◆ **Data**:
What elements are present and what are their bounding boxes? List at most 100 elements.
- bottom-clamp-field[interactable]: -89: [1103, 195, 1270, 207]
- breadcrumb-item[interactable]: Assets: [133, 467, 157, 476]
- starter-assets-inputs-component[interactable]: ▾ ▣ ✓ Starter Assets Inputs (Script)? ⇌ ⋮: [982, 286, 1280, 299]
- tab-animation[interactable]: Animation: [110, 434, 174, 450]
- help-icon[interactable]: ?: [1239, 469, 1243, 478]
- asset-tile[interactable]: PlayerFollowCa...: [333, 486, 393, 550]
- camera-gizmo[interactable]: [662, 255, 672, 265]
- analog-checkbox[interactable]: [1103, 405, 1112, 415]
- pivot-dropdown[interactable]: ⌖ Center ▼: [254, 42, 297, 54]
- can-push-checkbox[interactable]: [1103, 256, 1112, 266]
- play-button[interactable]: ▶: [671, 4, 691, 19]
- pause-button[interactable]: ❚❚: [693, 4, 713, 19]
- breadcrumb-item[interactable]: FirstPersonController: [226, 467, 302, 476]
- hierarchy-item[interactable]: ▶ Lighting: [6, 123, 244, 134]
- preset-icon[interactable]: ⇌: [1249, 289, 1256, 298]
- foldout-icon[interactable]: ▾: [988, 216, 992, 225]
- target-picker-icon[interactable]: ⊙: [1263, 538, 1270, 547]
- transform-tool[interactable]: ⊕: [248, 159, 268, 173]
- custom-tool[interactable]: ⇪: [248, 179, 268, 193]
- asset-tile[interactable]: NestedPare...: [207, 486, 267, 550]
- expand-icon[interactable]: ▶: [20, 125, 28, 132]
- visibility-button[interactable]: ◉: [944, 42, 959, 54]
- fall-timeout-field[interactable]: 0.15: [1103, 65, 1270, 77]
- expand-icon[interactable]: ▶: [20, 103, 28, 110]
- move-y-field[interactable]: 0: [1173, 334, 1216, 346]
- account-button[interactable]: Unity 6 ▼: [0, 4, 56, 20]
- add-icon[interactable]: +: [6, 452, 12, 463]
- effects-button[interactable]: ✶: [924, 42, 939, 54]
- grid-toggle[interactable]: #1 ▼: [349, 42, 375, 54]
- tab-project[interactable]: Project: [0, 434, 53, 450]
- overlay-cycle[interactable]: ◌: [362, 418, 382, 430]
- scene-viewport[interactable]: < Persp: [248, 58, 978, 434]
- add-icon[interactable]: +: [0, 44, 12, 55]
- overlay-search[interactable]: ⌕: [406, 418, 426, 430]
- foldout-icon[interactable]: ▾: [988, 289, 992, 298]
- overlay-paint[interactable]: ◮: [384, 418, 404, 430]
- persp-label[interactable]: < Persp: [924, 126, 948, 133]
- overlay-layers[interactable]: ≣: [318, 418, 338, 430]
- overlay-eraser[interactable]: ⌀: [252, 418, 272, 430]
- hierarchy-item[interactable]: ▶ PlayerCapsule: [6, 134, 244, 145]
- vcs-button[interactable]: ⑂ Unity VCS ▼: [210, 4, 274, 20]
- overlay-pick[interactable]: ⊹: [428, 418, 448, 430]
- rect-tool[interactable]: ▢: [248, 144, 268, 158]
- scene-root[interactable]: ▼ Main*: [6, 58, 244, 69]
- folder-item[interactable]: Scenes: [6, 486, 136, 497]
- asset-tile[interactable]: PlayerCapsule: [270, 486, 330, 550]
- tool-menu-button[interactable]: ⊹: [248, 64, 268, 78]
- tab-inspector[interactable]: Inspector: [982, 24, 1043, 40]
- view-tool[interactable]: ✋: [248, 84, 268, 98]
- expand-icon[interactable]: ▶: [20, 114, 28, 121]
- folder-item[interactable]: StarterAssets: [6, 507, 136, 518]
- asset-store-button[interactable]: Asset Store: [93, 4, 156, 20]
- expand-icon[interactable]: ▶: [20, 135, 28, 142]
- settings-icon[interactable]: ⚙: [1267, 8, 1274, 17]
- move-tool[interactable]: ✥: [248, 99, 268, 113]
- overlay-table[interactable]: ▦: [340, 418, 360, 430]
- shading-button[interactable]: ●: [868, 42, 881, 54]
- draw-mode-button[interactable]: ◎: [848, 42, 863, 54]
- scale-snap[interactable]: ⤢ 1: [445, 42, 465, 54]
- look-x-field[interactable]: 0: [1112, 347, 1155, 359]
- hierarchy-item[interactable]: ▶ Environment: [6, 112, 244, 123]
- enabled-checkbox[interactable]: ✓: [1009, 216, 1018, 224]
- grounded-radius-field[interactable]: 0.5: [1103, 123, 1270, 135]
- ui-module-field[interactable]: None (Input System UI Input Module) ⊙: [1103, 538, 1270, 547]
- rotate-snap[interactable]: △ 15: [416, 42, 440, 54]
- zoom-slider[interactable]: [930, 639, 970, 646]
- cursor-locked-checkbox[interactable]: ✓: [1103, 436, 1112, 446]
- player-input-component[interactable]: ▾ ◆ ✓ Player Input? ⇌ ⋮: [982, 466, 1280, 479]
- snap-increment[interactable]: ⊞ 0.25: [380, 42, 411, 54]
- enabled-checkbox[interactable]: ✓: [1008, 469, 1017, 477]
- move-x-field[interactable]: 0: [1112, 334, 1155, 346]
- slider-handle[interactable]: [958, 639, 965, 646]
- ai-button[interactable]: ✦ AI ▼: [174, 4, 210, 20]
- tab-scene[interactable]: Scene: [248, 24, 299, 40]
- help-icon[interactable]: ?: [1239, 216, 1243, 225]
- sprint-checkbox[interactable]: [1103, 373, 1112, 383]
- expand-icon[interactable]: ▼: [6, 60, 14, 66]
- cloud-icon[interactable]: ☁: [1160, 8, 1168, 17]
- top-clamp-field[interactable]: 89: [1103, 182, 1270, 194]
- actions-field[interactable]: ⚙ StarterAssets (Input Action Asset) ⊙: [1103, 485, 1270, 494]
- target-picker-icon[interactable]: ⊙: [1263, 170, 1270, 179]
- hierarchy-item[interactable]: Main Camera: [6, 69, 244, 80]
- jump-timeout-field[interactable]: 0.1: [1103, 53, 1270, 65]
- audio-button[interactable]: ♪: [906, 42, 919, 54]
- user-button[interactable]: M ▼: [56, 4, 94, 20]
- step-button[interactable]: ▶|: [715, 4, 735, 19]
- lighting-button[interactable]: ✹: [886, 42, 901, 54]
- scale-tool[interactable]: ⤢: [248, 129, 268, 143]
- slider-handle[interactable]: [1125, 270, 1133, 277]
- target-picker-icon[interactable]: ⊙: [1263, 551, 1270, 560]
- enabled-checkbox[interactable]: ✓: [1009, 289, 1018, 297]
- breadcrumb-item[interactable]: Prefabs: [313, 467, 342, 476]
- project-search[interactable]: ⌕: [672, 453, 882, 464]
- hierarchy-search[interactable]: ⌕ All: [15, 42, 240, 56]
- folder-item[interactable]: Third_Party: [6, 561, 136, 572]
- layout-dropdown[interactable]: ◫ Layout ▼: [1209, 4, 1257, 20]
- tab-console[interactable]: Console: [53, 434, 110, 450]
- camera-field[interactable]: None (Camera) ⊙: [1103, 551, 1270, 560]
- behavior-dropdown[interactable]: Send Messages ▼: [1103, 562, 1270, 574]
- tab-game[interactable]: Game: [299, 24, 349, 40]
---
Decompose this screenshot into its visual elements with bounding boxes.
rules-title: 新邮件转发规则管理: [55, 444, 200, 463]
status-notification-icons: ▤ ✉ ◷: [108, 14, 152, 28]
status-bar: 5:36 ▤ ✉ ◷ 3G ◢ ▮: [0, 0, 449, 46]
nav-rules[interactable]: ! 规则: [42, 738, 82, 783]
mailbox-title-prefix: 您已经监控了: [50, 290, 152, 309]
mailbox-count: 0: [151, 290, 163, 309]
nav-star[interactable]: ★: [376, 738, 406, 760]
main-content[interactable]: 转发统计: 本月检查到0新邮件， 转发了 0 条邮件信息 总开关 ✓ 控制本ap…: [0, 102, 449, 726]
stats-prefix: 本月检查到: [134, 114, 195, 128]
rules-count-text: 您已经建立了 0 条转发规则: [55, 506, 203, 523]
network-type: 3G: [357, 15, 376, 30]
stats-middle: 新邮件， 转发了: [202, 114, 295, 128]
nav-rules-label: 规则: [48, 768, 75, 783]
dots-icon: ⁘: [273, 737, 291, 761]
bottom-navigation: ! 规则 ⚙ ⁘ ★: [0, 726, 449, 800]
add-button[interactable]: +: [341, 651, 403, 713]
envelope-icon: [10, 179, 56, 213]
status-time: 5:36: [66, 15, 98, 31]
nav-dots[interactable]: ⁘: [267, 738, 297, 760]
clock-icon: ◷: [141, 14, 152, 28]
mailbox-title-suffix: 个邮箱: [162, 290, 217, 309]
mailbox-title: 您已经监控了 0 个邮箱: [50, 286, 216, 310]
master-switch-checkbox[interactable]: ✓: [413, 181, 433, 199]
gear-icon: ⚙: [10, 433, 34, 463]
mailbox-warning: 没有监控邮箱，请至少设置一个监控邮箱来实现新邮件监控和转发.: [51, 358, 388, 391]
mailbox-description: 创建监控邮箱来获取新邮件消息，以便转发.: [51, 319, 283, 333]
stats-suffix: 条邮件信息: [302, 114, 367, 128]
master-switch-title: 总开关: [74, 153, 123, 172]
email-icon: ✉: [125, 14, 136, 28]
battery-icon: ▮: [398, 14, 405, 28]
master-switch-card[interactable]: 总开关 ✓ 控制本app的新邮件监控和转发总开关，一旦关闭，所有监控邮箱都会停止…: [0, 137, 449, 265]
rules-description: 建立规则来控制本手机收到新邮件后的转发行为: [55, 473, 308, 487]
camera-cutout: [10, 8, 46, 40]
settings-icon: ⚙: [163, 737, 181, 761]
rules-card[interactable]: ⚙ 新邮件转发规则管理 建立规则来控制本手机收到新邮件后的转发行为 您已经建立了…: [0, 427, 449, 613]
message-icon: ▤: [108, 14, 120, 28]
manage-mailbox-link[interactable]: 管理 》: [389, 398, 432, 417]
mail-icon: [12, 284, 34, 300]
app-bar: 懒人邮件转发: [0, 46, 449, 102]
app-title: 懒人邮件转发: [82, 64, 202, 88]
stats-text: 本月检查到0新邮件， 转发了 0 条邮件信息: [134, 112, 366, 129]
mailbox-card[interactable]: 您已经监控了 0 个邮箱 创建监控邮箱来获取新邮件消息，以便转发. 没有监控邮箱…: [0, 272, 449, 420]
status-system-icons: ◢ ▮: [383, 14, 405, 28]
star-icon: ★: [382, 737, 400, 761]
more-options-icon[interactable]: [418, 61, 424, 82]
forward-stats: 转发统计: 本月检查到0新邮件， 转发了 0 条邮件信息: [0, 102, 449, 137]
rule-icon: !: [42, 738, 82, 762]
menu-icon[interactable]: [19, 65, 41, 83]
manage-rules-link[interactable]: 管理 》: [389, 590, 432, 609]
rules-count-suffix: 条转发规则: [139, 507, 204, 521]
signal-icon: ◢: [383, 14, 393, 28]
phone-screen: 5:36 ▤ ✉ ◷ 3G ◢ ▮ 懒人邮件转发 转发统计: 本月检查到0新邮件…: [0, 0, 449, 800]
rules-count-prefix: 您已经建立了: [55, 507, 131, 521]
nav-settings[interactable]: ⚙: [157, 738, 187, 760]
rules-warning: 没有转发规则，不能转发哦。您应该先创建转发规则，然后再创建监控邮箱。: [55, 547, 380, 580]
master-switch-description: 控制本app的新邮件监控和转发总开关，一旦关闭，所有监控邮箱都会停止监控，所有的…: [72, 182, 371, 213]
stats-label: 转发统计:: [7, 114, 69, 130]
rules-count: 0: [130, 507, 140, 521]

◆ **Stated goal**: Put the lines of the records from the one containing "Decompose this screenshot" through the one containing "app-title: 懒人邮件转发: [82, 64, 202, 88]" into a numbered list, skipping any blank lines.

◆ **Reply to the exercise**:
1. Decompose this screenshot into its visual elements with bounding boxes.
2. rules-title: 新邮件转发规则管理: [55, 444, 200, 463]
3. status-notification-icons: ▤ ✉ ◷: [108, 14, 152, 28]
4. status-bar: 5:36 ▤ ✉ ◷ 3G ◢ ▮: [0, 0, 449, 46]
5. nav-rules[interactable]: ! 规则: [42, 738, 82, 783]
6. mailbox-title-prefix: 您已经监控了: [50, 290, 152, 309]
7. mailbox-count: 0: [151, 290, 163, 309]
8. nav-star[interactable]: ★: [376, 738, 406, 760]
9. main-content[interactable]: 转发统计: 本月检查到0新邮件， 转发了 0 条邮件信息 总开关 ✓ 控制本ap…: [0, 102, 449, 726]
10. stats-prefix: 本月检查到: [134, 114, 195, 128]
11. rules-count-text: 您已经建立了 0 条转发规则: [55, 506, 203, 523]
12. network-type: 3G: [357, 15, 376, 30]
13. stats-middle: 新邮件， 转发了: [202, 114, 295, 128]
14. nav-rules-label: 规则: [48, 768, 75, 783]
15. dots-icon: ⁘: [273, 737, 291, 761]
16. bottom-navigation: ! 规则 ⚙ ⁘ ★: [0, 726, 449, 800]
17. add-button[interactable]: +: [341, 651, 403, 713]
18. envelope-icon: [10, 179, 56, 213]
19. status-time: 5:36: [66, 15, 98, 31]
20. nav-dots[interactable]: ⁘: [267, 738, 297, 760]
21. clock-icon: ◷: [141, 14, 152, 28]
22. mailbox-title-suffix: 个邮箱: [162, 290, 217, 309]
23. mailbox-title: 您已经监控了 0 个邮箱: [50, 286, 216, 310]
24. master-switch-checkbox[interactable]: ✓: [413, 181, 433, 199]
25. gear-icon: ⚙: [10, 433, 34, 463]
26. mailbox-warning: 没有监控邮箱，请至少设置一个监控邮箱来实现新邮件监控和转发.: [51, 358, 388, 391]
27. mailbox-description: 创建监控邮箱来获取新邮件消息，以便转发.: [51, 319, 283, 333]
28. stats-suffix: 条邮件信息: [302, 114, 367, 128]
29. master-switch-title: 总开关: [74, 153, 123, 172]
30. email-icon: ✉: [125, 14, 136, 28]
31. battery-icon: ▮: [398, 14, 405, 28]
32. master-switch-card[interactable]: 总开关 ✓ 控制本app的新邮件监控和转发总开关，一旦关闭，所有监控邮箱都会停止…: [0, 137, 449, 265]
33. rules-description: 建立规则来控制本手机收到新邮件后的转发行为: [55, 473, 308, 487]
34. camera-cutout: [10, 8, 46, 40]
35. settings-icon: ⚙: [163, 737, 181, 761]
36. rules-card[interactable]: ⚙ 新邮件转发规则管理 建立规则来控制本手机收到新邮件后的转发行为 您已经建立了…: [0, 427, 449, 613]
37. message-icon: ▤: [108, 14, 120, 28]
38. manage-mailbox-link[interactable]: 管理 》: [389, 398, 432, 417]
39. mail-icon: [12, 284, 34, 300]
40. app-bar: 懒人邮件转发: [0, 46, 449, 102]
41. app-title: 懒人邮件转发: [82, 64, 202, 88]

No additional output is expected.